Extract every line of the material that holds the string "Zhang".
══ DATASET ══
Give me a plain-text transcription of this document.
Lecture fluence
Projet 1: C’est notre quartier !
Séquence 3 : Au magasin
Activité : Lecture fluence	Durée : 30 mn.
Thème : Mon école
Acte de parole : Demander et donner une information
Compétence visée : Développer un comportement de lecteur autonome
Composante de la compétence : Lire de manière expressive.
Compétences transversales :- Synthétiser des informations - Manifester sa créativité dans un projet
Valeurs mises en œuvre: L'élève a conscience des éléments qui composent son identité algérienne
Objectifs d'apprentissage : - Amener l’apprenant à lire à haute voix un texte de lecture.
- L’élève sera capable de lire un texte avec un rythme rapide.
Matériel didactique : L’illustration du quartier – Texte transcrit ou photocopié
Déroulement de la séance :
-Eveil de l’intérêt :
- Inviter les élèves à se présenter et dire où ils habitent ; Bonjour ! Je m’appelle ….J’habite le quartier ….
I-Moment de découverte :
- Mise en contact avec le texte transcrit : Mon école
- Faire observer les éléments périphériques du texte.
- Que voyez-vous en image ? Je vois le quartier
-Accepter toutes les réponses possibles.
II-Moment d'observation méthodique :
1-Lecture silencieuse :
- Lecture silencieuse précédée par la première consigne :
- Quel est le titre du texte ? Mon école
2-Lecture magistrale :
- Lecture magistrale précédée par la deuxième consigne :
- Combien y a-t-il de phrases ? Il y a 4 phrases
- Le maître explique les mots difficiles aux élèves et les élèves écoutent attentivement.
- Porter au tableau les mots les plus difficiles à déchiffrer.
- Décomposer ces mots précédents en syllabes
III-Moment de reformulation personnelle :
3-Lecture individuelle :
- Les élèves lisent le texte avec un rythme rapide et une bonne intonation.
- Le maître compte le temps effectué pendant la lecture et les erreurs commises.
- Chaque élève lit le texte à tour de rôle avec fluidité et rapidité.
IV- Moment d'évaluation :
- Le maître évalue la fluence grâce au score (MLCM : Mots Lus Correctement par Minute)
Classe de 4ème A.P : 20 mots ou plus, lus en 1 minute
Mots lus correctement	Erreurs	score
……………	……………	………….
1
═══
══ DATASET ══
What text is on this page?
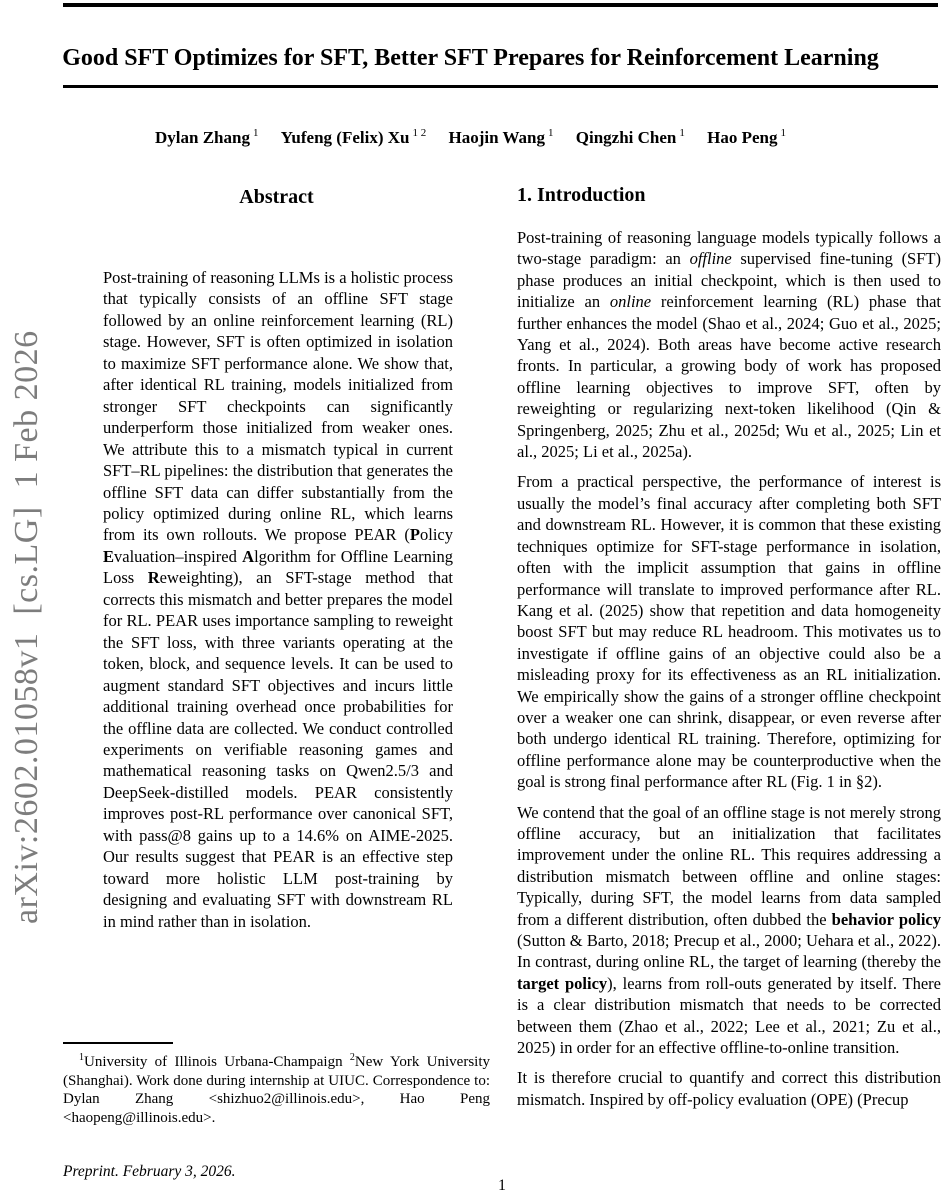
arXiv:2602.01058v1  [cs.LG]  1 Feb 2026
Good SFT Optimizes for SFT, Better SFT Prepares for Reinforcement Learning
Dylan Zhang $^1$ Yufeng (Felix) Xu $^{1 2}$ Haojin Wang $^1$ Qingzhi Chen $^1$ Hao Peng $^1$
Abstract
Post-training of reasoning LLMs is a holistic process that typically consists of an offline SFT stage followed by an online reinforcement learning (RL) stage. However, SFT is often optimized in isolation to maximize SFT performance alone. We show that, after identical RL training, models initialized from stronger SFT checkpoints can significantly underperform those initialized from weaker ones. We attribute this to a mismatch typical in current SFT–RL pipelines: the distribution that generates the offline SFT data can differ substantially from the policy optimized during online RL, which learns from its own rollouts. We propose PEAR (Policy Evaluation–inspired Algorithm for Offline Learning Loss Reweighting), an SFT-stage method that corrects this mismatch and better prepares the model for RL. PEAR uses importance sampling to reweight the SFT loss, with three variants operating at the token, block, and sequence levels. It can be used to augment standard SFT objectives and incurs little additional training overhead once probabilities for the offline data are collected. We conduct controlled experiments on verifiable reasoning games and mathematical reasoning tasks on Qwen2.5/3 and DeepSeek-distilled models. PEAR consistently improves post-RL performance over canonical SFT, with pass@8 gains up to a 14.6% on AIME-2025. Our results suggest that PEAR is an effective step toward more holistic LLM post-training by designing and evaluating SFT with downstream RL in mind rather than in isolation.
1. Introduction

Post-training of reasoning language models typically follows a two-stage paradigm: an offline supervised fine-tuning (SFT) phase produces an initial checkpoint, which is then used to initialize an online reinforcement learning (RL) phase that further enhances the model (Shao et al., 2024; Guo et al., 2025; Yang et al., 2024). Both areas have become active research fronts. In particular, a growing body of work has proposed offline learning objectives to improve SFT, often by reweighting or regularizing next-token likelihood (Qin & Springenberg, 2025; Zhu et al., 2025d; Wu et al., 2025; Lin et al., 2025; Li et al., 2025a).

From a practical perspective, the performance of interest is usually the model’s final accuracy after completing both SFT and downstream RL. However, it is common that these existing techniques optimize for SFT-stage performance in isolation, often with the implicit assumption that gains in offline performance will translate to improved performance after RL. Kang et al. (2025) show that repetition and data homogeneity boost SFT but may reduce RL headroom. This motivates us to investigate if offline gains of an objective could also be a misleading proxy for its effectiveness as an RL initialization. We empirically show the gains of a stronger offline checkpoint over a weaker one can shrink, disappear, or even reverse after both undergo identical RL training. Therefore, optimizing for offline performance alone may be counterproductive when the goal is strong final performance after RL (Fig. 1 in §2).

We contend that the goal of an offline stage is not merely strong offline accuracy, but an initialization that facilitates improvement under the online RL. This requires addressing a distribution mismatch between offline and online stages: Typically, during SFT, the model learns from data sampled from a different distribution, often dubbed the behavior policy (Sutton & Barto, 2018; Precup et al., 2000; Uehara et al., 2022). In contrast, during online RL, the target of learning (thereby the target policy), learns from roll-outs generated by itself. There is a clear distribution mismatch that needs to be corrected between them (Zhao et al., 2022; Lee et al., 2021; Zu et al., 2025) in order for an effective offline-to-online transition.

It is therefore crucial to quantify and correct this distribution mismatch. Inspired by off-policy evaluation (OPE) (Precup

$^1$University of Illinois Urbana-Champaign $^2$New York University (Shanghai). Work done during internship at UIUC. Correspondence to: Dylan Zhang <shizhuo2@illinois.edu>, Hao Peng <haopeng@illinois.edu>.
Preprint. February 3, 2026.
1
═══
§ **RESPONSE FOR THIS EXERCISE**
Dylan Zhang $^1$ Yufeng (Felix) Xu $^{1 2}$ Haojin Wang $^1$ Qingzhi Chen $^1$ Hao Peng $^1$
$^1$University of Illinois Urbana-Champaign $^2$New York University (Shanghai). Work done during internship at UIUC. Correspondence to: Dylan Zhang <shizhuo2@illinois.edu>, Hao Peng <haopeng@illinois.edu>.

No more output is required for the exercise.